Your task
Repeat the material exactly as it appears.

━━━━━ Data shown

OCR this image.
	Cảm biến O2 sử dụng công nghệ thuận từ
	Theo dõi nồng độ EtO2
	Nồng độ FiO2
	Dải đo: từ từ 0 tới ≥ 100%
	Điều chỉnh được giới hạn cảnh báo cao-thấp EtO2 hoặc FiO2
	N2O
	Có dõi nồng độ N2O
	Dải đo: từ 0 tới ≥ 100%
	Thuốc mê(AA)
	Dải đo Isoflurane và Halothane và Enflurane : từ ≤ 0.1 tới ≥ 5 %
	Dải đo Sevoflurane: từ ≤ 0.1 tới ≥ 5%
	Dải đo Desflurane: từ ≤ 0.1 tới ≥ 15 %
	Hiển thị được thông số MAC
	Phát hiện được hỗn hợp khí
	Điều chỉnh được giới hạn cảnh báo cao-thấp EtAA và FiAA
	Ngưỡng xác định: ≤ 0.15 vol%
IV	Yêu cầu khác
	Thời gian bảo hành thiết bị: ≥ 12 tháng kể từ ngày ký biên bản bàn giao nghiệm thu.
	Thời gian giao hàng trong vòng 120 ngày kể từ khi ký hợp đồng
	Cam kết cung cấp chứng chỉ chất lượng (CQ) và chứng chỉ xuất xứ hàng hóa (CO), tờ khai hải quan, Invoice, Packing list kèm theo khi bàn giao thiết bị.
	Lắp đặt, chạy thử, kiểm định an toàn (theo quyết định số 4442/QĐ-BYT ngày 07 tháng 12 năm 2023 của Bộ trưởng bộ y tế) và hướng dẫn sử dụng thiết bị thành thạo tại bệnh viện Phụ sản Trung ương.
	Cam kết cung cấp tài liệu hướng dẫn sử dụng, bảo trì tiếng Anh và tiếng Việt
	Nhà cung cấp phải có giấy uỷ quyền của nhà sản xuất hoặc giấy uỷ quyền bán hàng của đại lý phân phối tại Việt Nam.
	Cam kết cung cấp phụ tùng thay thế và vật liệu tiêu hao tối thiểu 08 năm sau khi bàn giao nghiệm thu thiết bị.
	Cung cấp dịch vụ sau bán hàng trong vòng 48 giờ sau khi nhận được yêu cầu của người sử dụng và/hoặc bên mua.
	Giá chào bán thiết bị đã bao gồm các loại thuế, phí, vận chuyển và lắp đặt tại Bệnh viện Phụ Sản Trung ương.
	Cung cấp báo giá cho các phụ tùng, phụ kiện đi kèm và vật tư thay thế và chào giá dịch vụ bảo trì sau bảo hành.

━━━━━━━━━━

Exercise result
OCR this image.
	Cảm biến O2 sử dụng công nghệ thuận từ
	Theo dõi nồng độ EtO2
	Nồng độ FiO2
	Dải đo: từ từ 0 tới ≥ 100%
	Điều chỉnh được giới hạn cảnh báo cao-thấp EtO2 hoặc FiO2
	N2O
	Có dõi nồng độ N2O
	Dải đo: từ 0 tới ≥ 100%
	Thuốc mê(AA)
	Dải đo Isoflurane và Halothane và Enflurane : từ ≤ 0.1 tới ≥ 5 %
	Dải đo Sevoflurane: từ ≤ 0.1 tới ≥ 5%
	Dải đo Desflurane: từ ≤ 0.1 tới ≥ 15 %
	Hiển thị được thông số MAC
	Phát hiện được hỗn hợp khí
	Điều chỉnh được giới hạn cảnh báo cao-thấp EtAA và FiAA
	Ngưỡng xác định: ≤ 0.15 vol%
IV	Yêu cầu khác
	Thời gian bảo hành thiết bị: ≥ 12 tháng kể từ ngày ký biên bản bàn giao nghiệm thu.
	Thời gian giao hàng trong vòng 120 ngày kể từ khi ký hợp đồng
	Cam kết cung cấp chứng chỉ chất lượng (CQ) và chứng chỉ xuất xứ hàng hóa (CO), tờ khai hải quan, Invoice, Packing list kèm theo khi bàn giao thiết bị.
	Lắp đặt, chạy thử, kiểm định an toàn (theo quyết định số 4442/QĐ-BYT ngày 07 tháng 12 năm 2023 của Bộ trưởng bộ y tế) và hướng dẫn sử dụng thiết bị thành thạo tại bệnh viện Phụ sản Trung ương.
	Cam kết cung cấp tài liệu hướng dẫn sử dụng, bảo trì tiếng Anh và tiếng Việt
	Nhà cung cấp phải có giấy uỷ quyền của nhà sản xuất hoặc giấy uỷ quyền bán hàng của đại lý phân phối tại Việt Nam.
	Cam kết cung cấp phụ tùng thay thế và vật liệu tiêu hao tối thiểu 08 năm sau khi bàn giao nghiệm thu thiết bị.
	Cung cấp dịch vụ sau bán hàng trong vòng 48 giờ sau khi nhận được yêu cầu của người sử dụng và/hoặc bên mua.
	Giá chào bán thiết bị đã bao gồm các loại thuế, phí, vận chuyển và lắp đặt tại Bệnh viện Phụ Sản Trung ương.
	Cung cấp báo giá cho các phụ tùng, phụ kiện đi kèm và vật tư thay thế và chào giá dịch vụ bảo trì sau bảo hành.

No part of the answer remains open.